- [Data]

☆ ☆ ☆ ☆

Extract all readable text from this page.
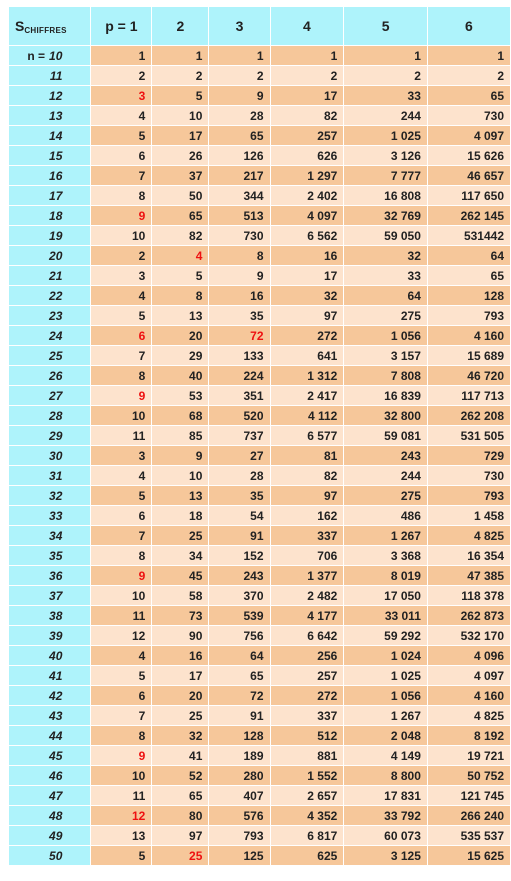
$S_{CHIFFRES}$	p = 1	2	3	4	5	6
n = 10	1	1	1	1	1	1
11	2	2	2	2	2	2
12	3	5	9	17	33	65
13	4	10	28	82	244	730
14	5	17	65	257	1 025	4 097
15	6	26	126	626	3 126	15 626
16	7	37	217	1 297	7 777	46 657
17	8	50	344	2 402	16 808	117 650
18	9	65	513	4 097	32 769	262 145
19	10	82	730	6 562	59 050	531442
20	2	4	8	16	32	64
21	3	5	9	17	33	65
22	4	8	16	32	64	128
23	5	13	35	97	275	793
24	6	20	72	272	1 056	4 160
25	7	29	133	641	3 157	15 689
26	8	40	224	1 312	7 808	46 720
27	9	53	351	2 417	16 839	117 713
28	10	68	520	4 112	32 800	262 208
29	11	85	737	6 577	59 081	531 505
30	3	9	27	81	243	729
31	4	10	28	82	244	730
32	5	13	35	97	275	793
33	6	18	54	162	486	1 458
34	7	25	91	337	1 267	4 825
35	8	34	152	706	3 368	16 354
36	9	45	243	1 377	8 019	47 385
37	10	58	370	2 482	17 050	118 378
38	11	73	539	4 177	33 011	262 873
39	12	90	756	6 642	59 292	532 170
40	4	16	64	256	1 024	4 096
41	5	17	65	257	1 025	4 097
42	6	20	72	272	1 056	4 160
43	7	25	91	337	1 267	4 825
44	8	32	128	512	2 048	8 192
45	9	41	189	881	4 149	19 721
46	10	52	280	1 552	8 800	50 752
47	11	65	407	2 657	17 831	121 745
48	12	80	576	4 352	33 792	266 240
49	13	97	793	6 817	60 073	535 537
50	5	25	125	625	3 125	15 625
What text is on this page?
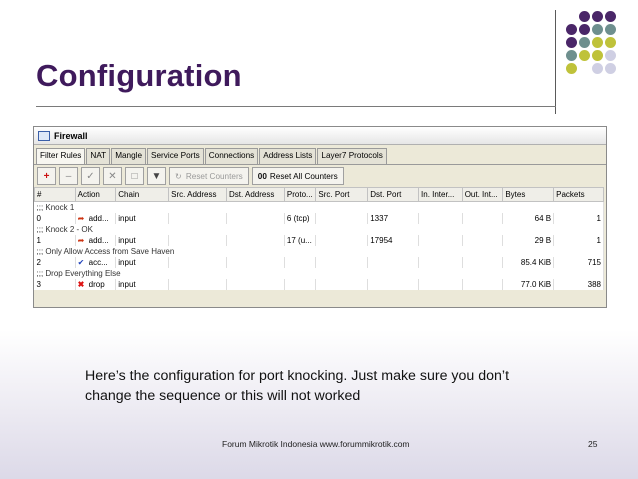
Configuration
Firewall
Filter Rules	NAT	Mangle	Service Ports	Connections	Address Lists	Layer7 Protocols
+ – ✓ ✕ □ ▼ ↻ Reset Counters 00 Reset All Counters
#	Action	Chain	Src. Address	Dst. Address	Proto...	Src. Port	Dst. Port	In. Inter...	Out. Int...	Bytes	Packets
;;; Knock 1											
0	➦ add...	input			6 (tcp)		1337			64 B	1
;;; Knock 2 - OK											
1	➦ add...	input			17 (u...		17954			29 B	1
;;; Only Allow Access from Save Haven											
2	✔ acc...	input								85.4 KiB	715
;;; Drop Everything Else											
3	✖ drop	input								77.0 KiB	388

Here’s the configuration for port knocking. Just make sure you don’t
change the sequence or this will not worked

Forum Mikrotik Indonesia www.forummikrotik.com	25
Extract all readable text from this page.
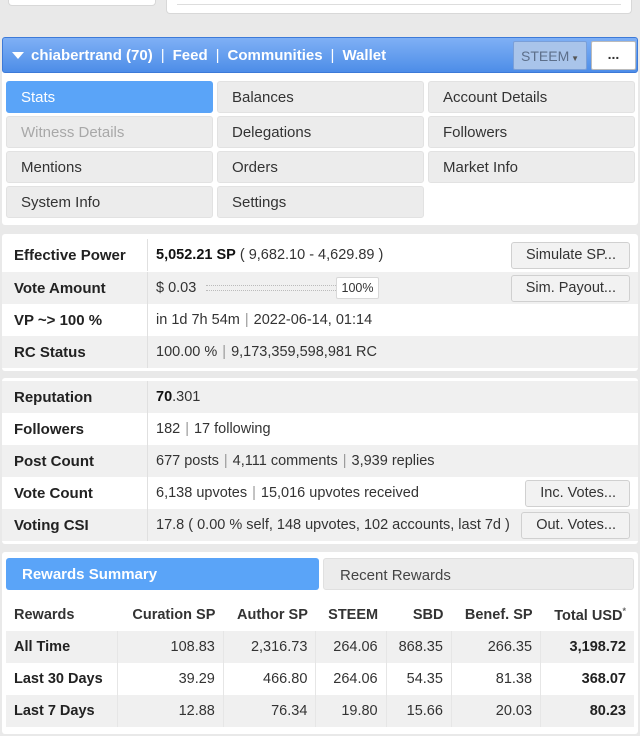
chiabertrand (70) | Feed | Communities | Wallet	STEEM ▼	...
Stats	Balances	Account Details
Witness Details	Delegations	Followers
Mentions	Orders	Market Info
System Info	Settings
Effective Power 5,052.21 SP ( 9,682.10 - 4,629.89 )	Simulate SP...
Vote Amount	$ 0.03	100%	Sim. Payout...
VP ~> 100 %	in 1d 7h 54m | 2022-06-14, 01:14
RC Status	100.00 % | 9,173,359,598,981 RC
Reputation	70.301
Followers	182 | 17 following
Post Count	677 posts | 4,111 comments | 3,939 replies
Vote Count	6,138 upvotes | 15,016 upvotes received	Inc. Votes...
Voting CSI	17.8 ( 0.00 % self, 148 upvotes, 102 accounts, last 7d )	Out. Votes...
Rewards Summary	Recent Rewards
Rewards	Curation SP	Author SP	STEEM	SBD	Benef. SP	Total USD*
All Time	108.83	2,316.73	264.06	868.35	266.35	3,198.72
Last 30 Days	39.29	466.80	264.06	54.35	81.38	368.07
Last 7 Days	12.88	76.34	19.80	15.66	20.03	80.23
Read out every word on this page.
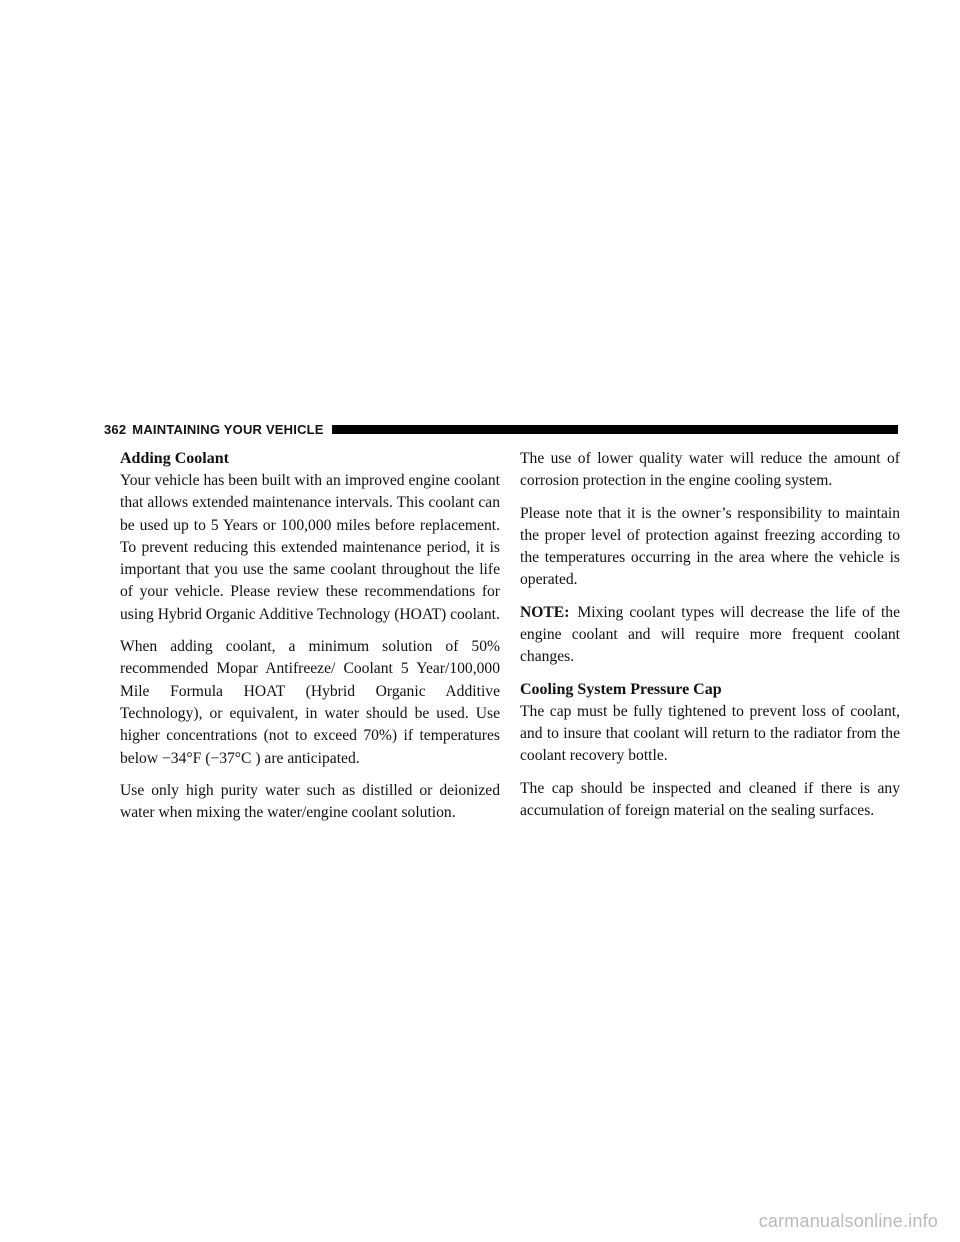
362 MAINTAINING YOUR VEHICLE
Adding Coolant

Your vehicle has been built with an improved engine coolant that allows extended maintenance intervals. This coolant can be used up to 5 Years or 100,000 miles before replacement. To prevent reducing this extended maintenance period, it is important that you use the same coolant throughout the life of your vehicle. Please review these recommendations for using Hybrid Organic Additive Technology (HOAT) coolant.

When adding coolant, a minimum solution of 50% recommended Mopar Antifreeze/ Coolant 5 Year/100,000 Mile Formula HOAT (Hybrid Organic Additive Technology), or equivalent, in water should be used. Use higher concentrations (not to exceed 70%) if temperatures below −34°F (−37°C ) are anticipated.

Use only high purity water such as distilled or deionized water when mixing the water/engine coolant solution.

The use of lower quality water will reduce the amount of corrosion protection in the engine cooling system.

Please note that it is the owner’s responsibility to maintain the proper level of protection against freezing according to the temperatures occurring in the area where the vehicle is operated.

NOTE: Mixing coolant types will decrease the life of the engine coolant and will require more frequent coolant changes.

Cooling System Pressure Cap

The cap must be fully tightened to prevent loss of coolant, and to insure that coolant will return to the radiator from the coolant recovery bottle.

The cap should be inspected and cleaned if there is any accumulation of foreign material on the sealing surfaces.

carmanualsonline.info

☆ ☆ ☆ ☆

Pick out all the lines with the word "Details" in them and copy them.

- [Full solution]
Stats	Balances	Account Details
Witness Details	Delegations	Followers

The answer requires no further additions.